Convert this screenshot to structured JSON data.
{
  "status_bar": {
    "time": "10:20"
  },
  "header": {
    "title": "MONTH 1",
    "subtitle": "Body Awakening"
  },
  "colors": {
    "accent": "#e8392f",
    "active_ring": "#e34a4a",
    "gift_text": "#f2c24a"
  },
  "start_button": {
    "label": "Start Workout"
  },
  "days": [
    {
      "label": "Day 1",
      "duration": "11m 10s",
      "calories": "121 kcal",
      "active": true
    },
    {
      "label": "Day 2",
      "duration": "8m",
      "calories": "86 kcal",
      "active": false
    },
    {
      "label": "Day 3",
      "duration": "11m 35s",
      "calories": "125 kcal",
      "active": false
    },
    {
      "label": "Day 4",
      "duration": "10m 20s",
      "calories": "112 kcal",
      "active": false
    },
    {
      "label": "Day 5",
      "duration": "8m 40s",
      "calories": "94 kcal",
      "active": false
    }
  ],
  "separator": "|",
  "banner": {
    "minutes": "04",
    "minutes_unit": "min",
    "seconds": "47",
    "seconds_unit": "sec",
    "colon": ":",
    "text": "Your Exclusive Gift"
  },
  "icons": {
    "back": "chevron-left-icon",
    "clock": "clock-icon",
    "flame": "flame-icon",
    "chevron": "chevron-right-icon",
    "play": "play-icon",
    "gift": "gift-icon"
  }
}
--
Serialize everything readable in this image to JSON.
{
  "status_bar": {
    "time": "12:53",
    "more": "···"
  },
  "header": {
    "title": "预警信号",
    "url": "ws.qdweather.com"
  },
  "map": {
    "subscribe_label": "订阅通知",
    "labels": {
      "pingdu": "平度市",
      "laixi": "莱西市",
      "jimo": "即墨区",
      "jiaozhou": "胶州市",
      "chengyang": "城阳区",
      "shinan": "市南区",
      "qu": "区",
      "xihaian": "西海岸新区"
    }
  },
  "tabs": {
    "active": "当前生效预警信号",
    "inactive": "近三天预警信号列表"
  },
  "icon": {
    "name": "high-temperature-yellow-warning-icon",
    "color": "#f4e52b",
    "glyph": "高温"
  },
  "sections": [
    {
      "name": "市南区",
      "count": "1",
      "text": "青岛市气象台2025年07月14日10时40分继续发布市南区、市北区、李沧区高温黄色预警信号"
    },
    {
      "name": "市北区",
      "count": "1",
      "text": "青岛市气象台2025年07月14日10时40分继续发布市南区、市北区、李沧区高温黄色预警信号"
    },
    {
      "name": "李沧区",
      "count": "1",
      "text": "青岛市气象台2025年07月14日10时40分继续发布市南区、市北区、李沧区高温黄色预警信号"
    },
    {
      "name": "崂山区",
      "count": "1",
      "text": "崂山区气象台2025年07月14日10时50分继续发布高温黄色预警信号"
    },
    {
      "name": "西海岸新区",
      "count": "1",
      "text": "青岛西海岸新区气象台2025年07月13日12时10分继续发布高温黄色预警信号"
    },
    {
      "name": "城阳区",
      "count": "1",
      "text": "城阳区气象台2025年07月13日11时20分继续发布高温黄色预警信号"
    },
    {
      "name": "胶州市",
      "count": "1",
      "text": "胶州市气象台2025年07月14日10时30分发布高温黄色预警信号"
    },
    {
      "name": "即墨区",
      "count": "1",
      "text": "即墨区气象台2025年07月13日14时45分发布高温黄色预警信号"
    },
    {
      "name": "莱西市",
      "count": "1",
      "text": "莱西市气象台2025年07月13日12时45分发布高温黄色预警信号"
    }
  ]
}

Set task: Count the lines in the entries above that include the string "JSON", then give only that figure.

Task answer: 2